[begin Dataset]
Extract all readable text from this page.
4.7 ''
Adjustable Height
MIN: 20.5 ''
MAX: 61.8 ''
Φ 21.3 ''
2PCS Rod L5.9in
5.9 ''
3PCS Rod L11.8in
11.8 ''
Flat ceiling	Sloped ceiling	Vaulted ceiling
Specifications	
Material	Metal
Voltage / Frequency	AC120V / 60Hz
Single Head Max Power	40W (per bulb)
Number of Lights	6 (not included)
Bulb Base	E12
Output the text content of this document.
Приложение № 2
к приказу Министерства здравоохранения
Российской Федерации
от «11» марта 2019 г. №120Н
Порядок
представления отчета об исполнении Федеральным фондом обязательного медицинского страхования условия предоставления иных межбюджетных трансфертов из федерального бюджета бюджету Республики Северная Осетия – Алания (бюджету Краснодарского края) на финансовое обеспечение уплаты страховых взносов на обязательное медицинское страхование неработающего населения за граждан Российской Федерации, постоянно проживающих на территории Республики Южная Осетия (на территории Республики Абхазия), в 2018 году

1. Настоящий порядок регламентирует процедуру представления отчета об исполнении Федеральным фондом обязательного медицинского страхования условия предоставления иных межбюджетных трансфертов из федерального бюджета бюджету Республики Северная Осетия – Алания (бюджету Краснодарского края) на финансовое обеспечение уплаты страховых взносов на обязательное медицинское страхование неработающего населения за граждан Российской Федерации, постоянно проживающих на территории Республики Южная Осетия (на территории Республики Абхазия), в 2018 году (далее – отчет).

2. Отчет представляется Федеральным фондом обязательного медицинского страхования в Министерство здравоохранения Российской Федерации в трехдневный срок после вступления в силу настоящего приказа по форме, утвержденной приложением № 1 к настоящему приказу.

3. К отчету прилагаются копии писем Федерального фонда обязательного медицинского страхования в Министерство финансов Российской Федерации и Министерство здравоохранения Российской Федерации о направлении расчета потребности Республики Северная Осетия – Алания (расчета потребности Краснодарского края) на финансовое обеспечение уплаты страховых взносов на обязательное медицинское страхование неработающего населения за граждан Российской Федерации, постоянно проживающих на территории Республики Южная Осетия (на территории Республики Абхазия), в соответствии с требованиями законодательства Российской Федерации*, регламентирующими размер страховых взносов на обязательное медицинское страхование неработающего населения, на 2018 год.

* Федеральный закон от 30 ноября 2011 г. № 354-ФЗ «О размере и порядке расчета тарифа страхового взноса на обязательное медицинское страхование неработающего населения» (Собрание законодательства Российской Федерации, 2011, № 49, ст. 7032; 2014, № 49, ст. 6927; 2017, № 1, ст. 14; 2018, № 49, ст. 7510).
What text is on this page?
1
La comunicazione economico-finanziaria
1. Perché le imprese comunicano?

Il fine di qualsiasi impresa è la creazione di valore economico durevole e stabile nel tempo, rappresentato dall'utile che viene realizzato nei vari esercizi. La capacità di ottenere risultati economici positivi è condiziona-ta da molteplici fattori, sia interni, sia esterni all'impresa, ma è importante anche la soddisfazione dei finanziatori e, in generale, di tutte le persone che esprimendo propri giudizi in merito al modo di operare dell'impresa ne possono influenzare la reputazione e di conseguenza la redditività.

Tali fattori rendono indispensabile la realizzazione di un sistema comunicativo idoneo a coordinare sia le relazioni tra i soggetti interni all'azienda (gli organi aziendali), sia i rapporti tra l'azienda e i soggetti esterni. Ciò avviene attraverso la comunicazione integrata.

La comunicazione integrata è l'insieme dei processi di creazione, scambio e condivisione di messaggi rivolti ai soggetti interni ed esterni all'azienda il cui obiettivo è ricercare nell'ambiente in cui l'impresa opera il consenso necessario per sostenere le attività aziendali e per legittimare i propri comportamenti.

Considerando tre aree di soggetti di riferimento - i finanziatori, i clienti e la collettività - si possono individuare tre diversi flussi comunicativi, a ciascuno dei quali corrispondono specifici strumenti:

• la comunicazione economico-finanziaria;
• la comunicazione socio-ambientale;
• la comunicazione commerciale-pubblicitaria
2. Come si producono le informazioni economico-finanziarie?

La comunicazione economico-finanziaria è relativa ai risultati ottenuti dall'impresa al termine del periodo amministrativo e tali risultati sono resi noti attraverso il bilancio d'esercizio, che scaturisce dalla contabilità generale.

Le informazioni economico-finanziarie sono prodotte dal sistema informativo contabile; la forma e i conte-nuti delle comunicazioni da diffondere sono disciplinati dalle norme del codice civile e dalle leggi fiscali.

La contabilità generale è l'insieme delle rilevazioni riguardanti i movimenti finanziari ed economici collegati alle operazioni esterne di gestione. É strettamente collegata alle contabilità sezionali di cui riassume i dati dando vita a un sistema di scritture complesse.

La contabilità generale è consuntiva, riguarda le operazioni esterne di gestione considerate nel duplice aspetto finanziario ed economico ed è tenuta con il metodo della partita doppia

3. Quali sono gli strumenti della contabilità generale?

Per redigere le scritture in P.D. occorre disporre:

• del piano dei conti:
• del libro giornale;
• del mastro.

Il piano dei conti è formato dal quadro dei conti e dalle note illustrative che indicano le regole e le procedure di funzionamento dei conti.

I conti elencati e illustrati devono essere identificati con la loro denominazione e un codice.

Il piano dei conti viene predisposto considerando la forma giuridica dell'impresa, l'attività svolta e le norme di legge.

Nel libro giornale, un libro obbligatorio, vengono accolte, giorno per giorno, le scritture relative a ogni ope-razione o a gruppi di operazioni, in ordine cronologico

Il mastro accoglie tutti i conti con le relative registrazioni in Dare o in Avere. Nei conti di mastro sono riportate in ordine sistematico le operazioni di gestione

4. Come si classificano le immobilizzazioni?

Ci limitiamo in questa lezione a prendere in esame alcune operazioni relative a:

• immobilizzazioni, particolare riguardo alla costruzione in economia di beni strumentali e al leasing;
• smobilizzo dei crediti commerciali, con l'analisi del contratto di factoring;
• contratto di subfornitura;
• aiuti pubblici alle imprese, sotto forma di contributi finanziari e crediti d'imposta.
[end Dataset]
◆ **Request**: Go through the records above and retype each one exactly.

◆ **Complete answer**:
Extract all readable text from this page.
4.7 ''
Adjustable Height
MIN: 20.5 ''
MAX: 61.8 ''
Φ 21.3 ''
2PCS Rod L5.9in
5.9 ''
3PCS Rod L11.8in
11.8 ''
Flat ceiling	Sloped ceiling	Vaulted ceiling
Specifications	
Material	Metal
Voltage / Frequency	AC120V / 60Hz
Single Head Max Power	40W (per bulb)
Number of Lights	6 (not included)
Bulb Base	E12
Output the text content of this document.
Приложение № 2
к приказу Министерства здравоохранения
Российской Федерации
от «11» марта 2019 г. №120Н
Порядок
представления отчета об исполнении Федеральным фондом обязательного медицинского страхования условия предоставления иных межбюджетных трансфертов из федерального бюджета бюджету Республики Северная Осетия – Алания (бюджету Краснодарского края) на финансовое обеспечение уплаты страховых взносов на обязательное медицинское страхование неработающего населения за граждан Российской Федерации, постоянно проживающих на территории Республики Южная Осетия (на территории Республики Абхазия), в 2018 году

1. Настоящий порядок регламентирует процедуру представления отчета об исполнении Федеральным фондом обязательного медицинского страхования условия предоставления иных межбюджетных трансфертов из федерального бюджета бюджету Республики Северная Осетия – Алания (бюджету Краснодарского края) на финансовое обеспечение уплаты страховых взносов на обязательное медицинское страхование неработающего населения за граждан Российской Федерации, постоянно проживающих на территории Республики Южная Осетия (на территории Республики Абхазия), в 2018 году (далее – отчет).

2. Отчет представляется Федеральным фондом обязательного медицинского страхования в Министерство здравоохранения Российской Федерации в трехдневный срок после вступления в силу настоящего приказа по форме, утвержденной приложением № 1 к настоящему приказу.

3. К отчету прилагаются копии писем Федерального фонда обязательного медицинского страхования в Министерство финансов Российской Федерации и Министерство здравоохранения Российской Федерации о направлении расчета потребности Республики Северная Осетия – Алания (расчета потребности Краснодарского края) на финансовое обеспечение уплаты страховых взносов на обязательное медицинское страхование неработающего населения за граждан Российской Федерации, постоянно проживающих на территории Республики Южная Осетия (на территории Республики Абхазия), в соответствии с требованиями законодательства Российской Федерации*, регламентирующими размер страховых взносов на обязательное медицинское страхование неработающего населения, на 2018 год.

* Федеральный закон от 30 ноября 2011 г. № 354-ФЗ «О размере и порядке расчета тарифа страхового взноса на обязательное медицинское страхование неработающего населения» (Собрание законодательства Российской Федерации, 2011, № 49, ст. 7032; 2014, № 49, ст. 6927; 2017, № 1, ст. 14; 2018, № 49, ст. 7510).
What text is on this page?
1
La comunicazione economico-finanziaria
1. Perché le imprese comunicano?

Il fine di qualsiasi impresa è la creazione di valore economico durevole e stabile nel tempo, rappresentato dall'utile che viene realizzato nei vari esercizi. La capacità di ottenere risultati economici positivi è condiziona-ta da molteplici fattori, sia interni, sia esterni all'impresa, ma è importante anche la soddisfazione dei finanziatori e, in generale, di tutte le persone che esprimendo propri giudizi in merito al modo di operare dell'impresa ne possono influenzare la reputazione e di conseguenza la redditività.

Tali fattori rendono indispensabile la realizzazione di un sistema comunicativo idoneo a coordinare sia le relazioni tra i soggetti interni all'azienda (gli organi aziendali), sia i rapporti tra l'azienda e i soggetti esterni. Ciò avviene attraverso la comunicazione integrata.

La comunicazione integrata è l'insieme dei processi di creazione, scambio e condivisione di messaggi rivolti ai soggetti interni ed esterni all'azienda il cui obiettivo è ricercare nell'ambiente in cui l'impresa opera il consenso necessario per sostenere le attività aziendali e per legittimare i propri comportamenti.

Considerando tre aree di soggetti di riferimento - i finanziatori, i clienti e la collettività - si possono individuare tre diversi flussi comunicativi, a ciascuno dei quali corrispondono specifici strumenti:

• la comunicazione economico-finanziaria;
• la comunicazione socio-ambientale;
• la comunicazione commerciale-pubblicitaria
2. Come si producono le informazioni economico-finanziarie?

La comunicazione economico-finanziaria è relativa ai risultati ottenuti dall'impresa al termine del periodo amministrativo e tali risultati sono resi noti attraverso il bilancio d'esercizio, che scaturisce dalla contabilità generale.

Le informazioni economico-finanziarie sono prodotte dal sistema informativo contabile; la forma e i conte-nuti delle comunicazioni da diffondere sono disciplinati dalle norme del codice civile e dalle leggi fiscali.

La contabilità generale è l'insieme delle rilevazioni riguardanti i movimenti finanziari ed economici collegati alle operazioni esterne di gestione. É strettamente collegata alle contabilità sezionali di cui riassume i dati dando vita a un sistema di scritture complesse.

La contabilità generale è consuntiva, riguarda le operazioni esterne di gestione considerate nel duplice aspetto finanziario ed economico ed è tenuta con il metodo della partita doppia

3. Quali sono gli strumenti della contabilità generale?

Per redigere le scritture in P.D. occorre disporre:

• del piano dei conti:
• del libro giornale;
• del mastro.

Il piano dei conti è formato dal quadro dei conti e dalle note illustrative che indicano le regole e le procedure di funzionamento dei conti.

I conti elencati e illustrati devono essere identificati con la loro denominazione e un codice.

Il piano dei conti viene predisposto considerando la forma giuridica dell'impresa, l'attività svolta e le norme di legge.

Nel libro giornale, un libro obbligatorio, vengono accolte, giorno per giorno, le scritture relative a ogni ope-razione o a gruppi di operazioni, in ordine cronologico

Il mastro accoglie tutti i conti con le relative registrazioni in Dare o in Avere. Nei conti di mastro sono riportate in ordine sistematico le operazioni di gestione

4. Come si classificano le immobilizzazioni?

Ci limitiamo in questa lezione a prendere in esame alcune operazioni relative a:

• immobilizzazioni, particolare riguardo alla costruzione in economia di beni strumentali e al leasing;
• smobilizzo dei crediti commerciali, con l'analisi del contratto di factoring;
• contratto di subfornitura;
• aiuti pubblici alle imprese, sotto forma di contributi finanziari e crediti d'imposta.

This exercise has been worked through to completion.